Objective | Determine which lines of the records include the word "this", and copy them.

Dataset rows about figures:
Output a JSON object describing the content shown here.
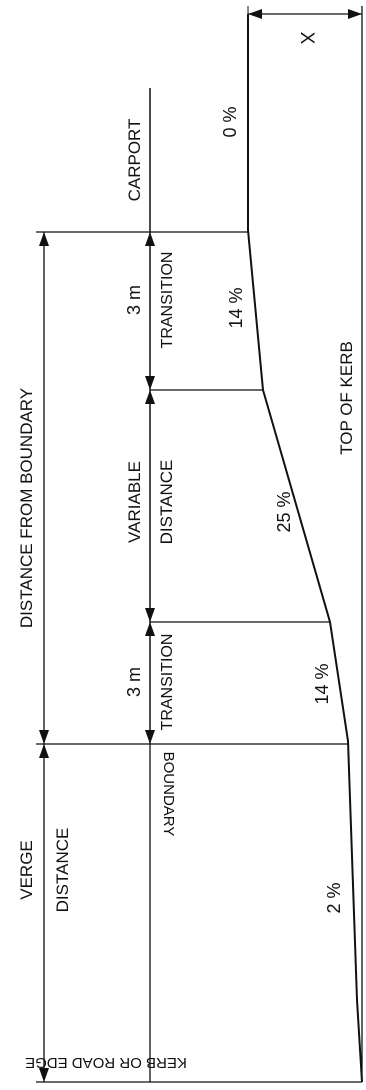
{
  "labels": {
    "x_dim": "X",
    "carport": "CARPORT",
    "carport_grade": "0 %",
    "transition_top_len": "3 m",
    "transition_top": "TRANSITION",
    "transition_top_grade": "14 %",
    "distance_from_boundary": "DISTANCE FROM BOUNDARY",
    "variable_line1": "VARIABLE",
    "variable_line2": "DISTANCE",
    "variable_grade": "25 %",
    "top_of_kerb": "TOP  OF  KERB",
    "transition_bottom_len": "3 m",
    "transition_bottom": "TRANSITION",
    "transition_bottom_grade": "14 %",
    "boundary": "BOUNDARY",
    "verge_line1": "VERGE",
    "verge_line2": "DISTANCE",
    "verge_grade": "2 %",
    "kerb_edge": "KERB OR ROAD EDGE"
  }
}
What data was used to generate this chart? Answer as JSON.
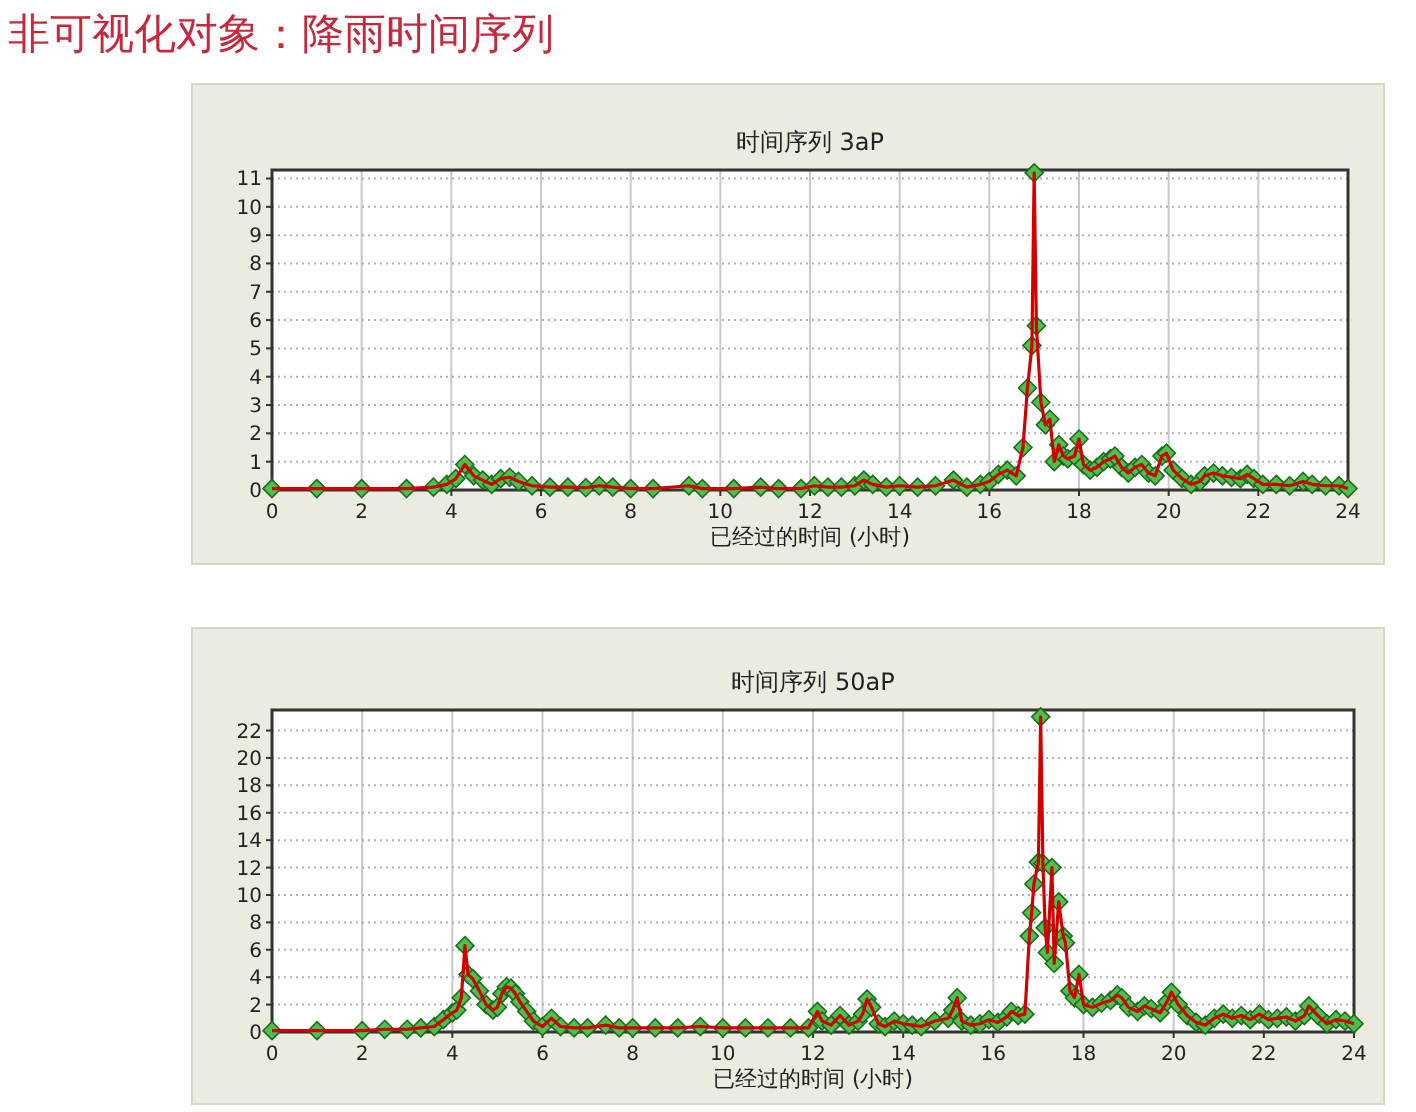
{
  "chart_data": [
    {
      "type": "line",
      "title": "时间序列 3aP",
      "xlabel": "已经过的时间 (小时)",
      "annotations": [
        "非可视化对象：降雨时间序列"
      ],
      "xlim": [
        0,
        24
      ],
      "xticks": [
        0,
        2,
        4,
        6,
        8,
        10,
        12,
        14,
        16,
        18,
        20,
        22,
        24
      ],
      "ylim": [
        0,
        11.3
      ],
      "yticks": [
        0,
        1,
        2,
        3,
        4,
        5,
        6,
        7,
        8,
        9,
        10,
        11
      ],
      "grid": true,
      "marker": "diamond",
      "line_style": "solid",
      "series": [
        {
          "color": "#d40000",
          "x": [
            0,
            1,
            2,
            3,
            3.6,
            3.9,
            4.1,
            4.3,
            4.5,
            4.7,
            4.9,
            5.1,
            5.3,
            5.5,
            5.8,
            6.2,
            6.6,
            7.0,
            7.3,
            7.6,
            8.0,
            8.5,
            9.3,
            9.6,
            10.3,
            10.9,
            11.3,
            11.8,
            12.1,
            12.4,
            12.7,
            13.0,
            13.2,
            13.4,
            13.7,
            14.0,
            14.4,
            14.8,
            15.2,
            15.5,
            15.8,
            16.0,
            16.2,
            16.4,
            16.6,
            16.75,
            16.85,
            16.95,
            17.0,
            17.05,
            17.15,
            17.25,
            17.35,
            17.45,
            17.55,
            17.65,
            17.75,
            17.9,
            18.0,
            18.1,
            18.25,
            18.4,
            18.55,
            18.7,
            18.8,
            18.95,
            19.1,
            19.25,
            19.4,
            19.55,
            19.7,
            19.85,
            19.95,
            20.1,
            20.3,
            20.5,
            20.7,
            20.8,
            21.0,
            21.2,
            21.4,
            21.6,
            21.75,
            21.9,
            22.1,
            22.4,
            22.7,
            23.0,
            23.2,
            23.5,
            23.8,
            24
          ],
          "values": [
            0.05,
            0.05,
            0.05,
            0.05,
            0.1,
            0.2,
            0.4,
            0.9,
            0.5,
            0.35,
            0.2,
            0.4,
            0.45,
            0.3,
            0.15,
            0.1,
            0.1,
            0.08,
            0.15,
            0.1,
            0.05,
            0.05,
            0.15,
            0.05,
            0.05,
            0.1,
            0.05,
            0.05,
            0.15,
            0.1,
            0.1,
            0.15,
            0.35,
            0.2,
            0.1,
            0.15,
            0.1,
            0.15,
            0.35,
            0.1,
            0.2,
            0.3,
            0.55,
            0.7,
            0.5,
            1.5,
            3.6,
            5.1,
            11.2,
            5.8,
            3.1,
            2.3,
            2.5,
            1.0,
            1.6,
            1.2,
            1.1,
            1.2,
            1.8,
            0.9,
            0.7,
            0.8,
            1.0,
            1.1,
            1.2,
            0.8,
            0.6,
            0.8,
            0.9,
            0.6,
            0.5,
            1.2,
            1.3,
            0.7,
            0.4,
            0.2,
            0.3,
            0.5,
            0.6,
            0.5,
            0.45,
            0.4,
            0.55,
            0.4,
            0.2,
            0.2,
            0.15,
            0.3,
            0.2,
            0.15,
            0.15,
            0.05
          ]
        }
      ]
    },
    {
      "type": "line",
      "title": "时间序列 50aP",
      "xlabel": "已经过的时间 (小时)",
      "xlim": [
        0,
        24
      ],
      "xticks": [
        0,
        2,
        4,
        6,
        8,
        10,
        12,
        14,
        16,
        18,
        20,
        22,
        24
      ],
      "ylim": [
        0,
        23.5
      ],
      "yticks": [
        0,
        2,
        4,
        6,
        8,
        10,
        12,
        14,
        16,
        18,
        20,
        22
      ],
      "grid": true,
      "marker": "diamond",
      "line_style": "solid",
      "series": [
        {
          "color": "#d40000",
          "x": [
            0,
            1,
            2,
            2.5,
            3,
            3.3,
            3.6,
            3.8,
            4.0,
            4.1,
            4.2,
            4.28,
            4.35,
            4.45,
            4.6,
            4.75,
            4.9,
            5.0,
            5.1,
            5.2,
            5.3,
            5.4,
            5.5,
            5.65,
            5.8,
            6.0,
            6.2,
            6.4,
            6.7,
            7.0,
            7.4,
            7.7,
            8.0,
            8.5,
            9.0,
            9.5,
            10.0,
            10.5,
            11.0,
            11.5,
            11.9,
            12.1,
            12.2,
            12.4,
            12.6,
            12.8,
            13.0,
            13.1,
            13.2,
            13.3,
            13.45,
            13.6,
            13.8,
            14.0,
            14.2,
            14.4,
            14.7,
            15.0,
            15.1,
            15.2,
            15.3,
            15.5,
            15.7,
            15.9,
            16.1,
            16.3,
            16.4,
            16.55,
            16.7,
            16.8,
            16.85,
            16.9,
            17.0,
            17.05,
            17.1,
            17.15,
            17.2,
            17.3,
            17.35,
            17.45,
            17.55,
            17.6,
            17.7,
            17.8,
            17.9,
            18.0,
            18.2,
            18.4,
            18.6,
            18.75,
            18.85,
            19.0,
            19.2,
            19.35,
            19.5,
            19.7,
            19.85,
            19.95,
            20.1,
            20.3,
            20.5,
            20.7,
            20.9,
            21.1,
            21.3,
            21.5,
            21.7,
            21.9,
            22.1,
            22.3,
            22.5,
            22.7,
            22.9,
            23.0,
            23.2,
            23.4,
            23.6,
            23.8,
            24
          ],
          "values": [
            0.1,
            0.1,
            0.1,
            0.2,
            0.2,
            0.3,
            0.4,
            0.9,
            1.4,
            1.6,
            2.5,
            6.3,
            4.2,
            3.9,
            3.0,
            2.0,
            1.6,
            1.8,
            2.8,
            3.3,
            3.2,
            2.8,
            2.2,
            1.5,
            0.8,
            0.4,
            1.0,
            0.4,
            0.3,
            0.3,
            0.5,
            0.3,
            0.3,
            0.3,
            0.3,
            0.4,
            0.3,
            0.3,
            0.3,
            0.3,
            0.3,
            1.5,
            0.8,
            0.5,
            1.2,
            0.5,
            0.8,
            1.3,
            2.4,
            1.8,
            0.6,
            0.4,
            0.8,
            0.6,
            0.5,
            0.4,
            0.8,
            1.0,
            1.6,
            2.5,
            0.8,
            0.5,
            0.6,
            0.9,
            0.7,
            1.1,
            1.5,
            1.2,
            1.3,
            7.0,
            8.7,
            10.8,
            12.4,
            23.0,
            12.3,
            7.6,
            5.8,
            12.0,
            5.0,
            9.5,
            7.0,
            6.5,
            3.0,
            2.5,
            4.2,
            2.0,
            1.8,
            2.1,
            2.3,
            2.7,
            2.5,
            1.8,
            1.5,
            1.9,
            1.7,
            1.4,
            2.2,
            2.9,
            2.0,
            1.2,
            0.7,
            0.5,
            1.0,
            1.3,
            1.0,
            1.2,
            0.9,
            1.3,
            0.9,
            1.0,
            1.1,
            0.8,
            1.2,
            1.9,
            1.2,
            0.6,
            0.9,
            0.8,
            0.6
          ]
        }
      ]
    }
  ]
}
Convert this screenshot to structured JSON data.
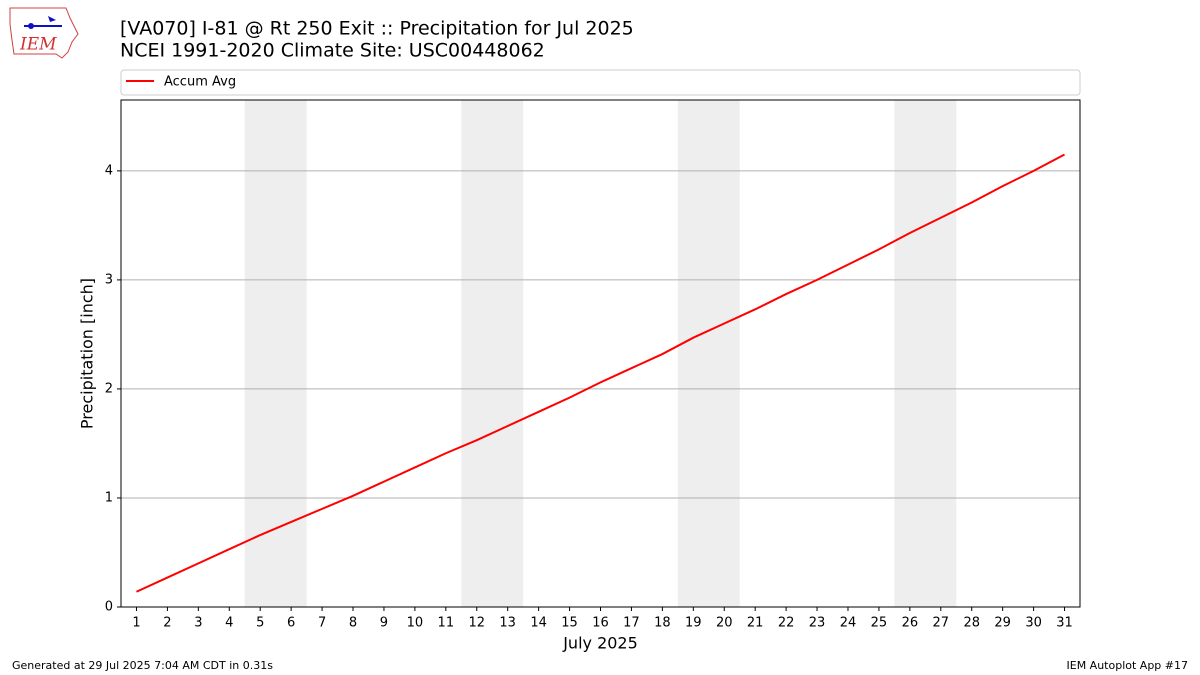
{
  "logo_text": "IEM",
  "footer_left": "Generated at 29 Jul 2025 7:04 AM CDT in 0.31s",
  "footer_right": "IEM Autoplot App #17",
  "chart_data": {
    "type": "line",
    "title": "[VA070] I-81 @ Rt 250 Exit :: Precipitation for Jul 2025",
    "subtitle": "NCEI 1991-2020 Climate Site: USC00448062",
    "x_label": "July 2025",
    "y_label": "Precipitation [inch]",
    "x": [
      1,
      2,
      3,
      4,
      5,
      6,
      7,
      8,
      9,
      10,
      11,
      12,
      13,
      14,
      15,
      16,
      17,
      18,
      19,
      20,
      21,
      22,
      23,
      24,
      25,
      26,
      27,
      28,
      29,
      30,
      31
    ],
    "series": [
      {
        "name": "Accum Avg",
        "color": "#ff0000",
        "values": [
          0.14,
          0.27,
          0.4,
          0.53,
          0.66,
          0.78,
          0.9,
          1.02,
          1.15,
          1.28,
          1.41,
          1.53,
          1.66,
          1.79,
          1.92,
          2.06,
          2.19,
          2.32,
          2.47,
          2.6,
          2.73,
          2.87,
          3.0,
          3.14,
          3.28,
          3.43,
          3.57,
          3.71,
          3.86,
          4.0,
          4.15
        ]
      }
    ],
    "shaded_spans": [
      [
        4.5,
        6.5
      ],
      [
        11.5,
        13.5
      ],
      [
        18.5,
        20.5
      ],
      [
        25.5,
        27.5
      ]
    ],
    "shade_color": "#eeeeee",
    "xlim": [
      0.5,
      31.5
    ],
    "xticks": [
      1,
      2,
      3,
      4,
      5,
      6,
      7,
      8,
      9,
      10,
      11,
      12,
      13,
      14,
      15,
      16,
      17,
      18,
      19,
      20,
      21,
      22,
      23,
      24,
      25,
      26,
      27,
      28,
      29,
      30,
      31
    ],
    "ylim": [
      0,
      4.65
    ],
    "yticks": [
      0,
      1,
      2,
      3,
      4
    ],
    "grid": true,
    "legend": "top"
  }
}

Exercise result |
What data was used to generate this chart? Answer as JSON.
Convert this screenshot to structured JSON data.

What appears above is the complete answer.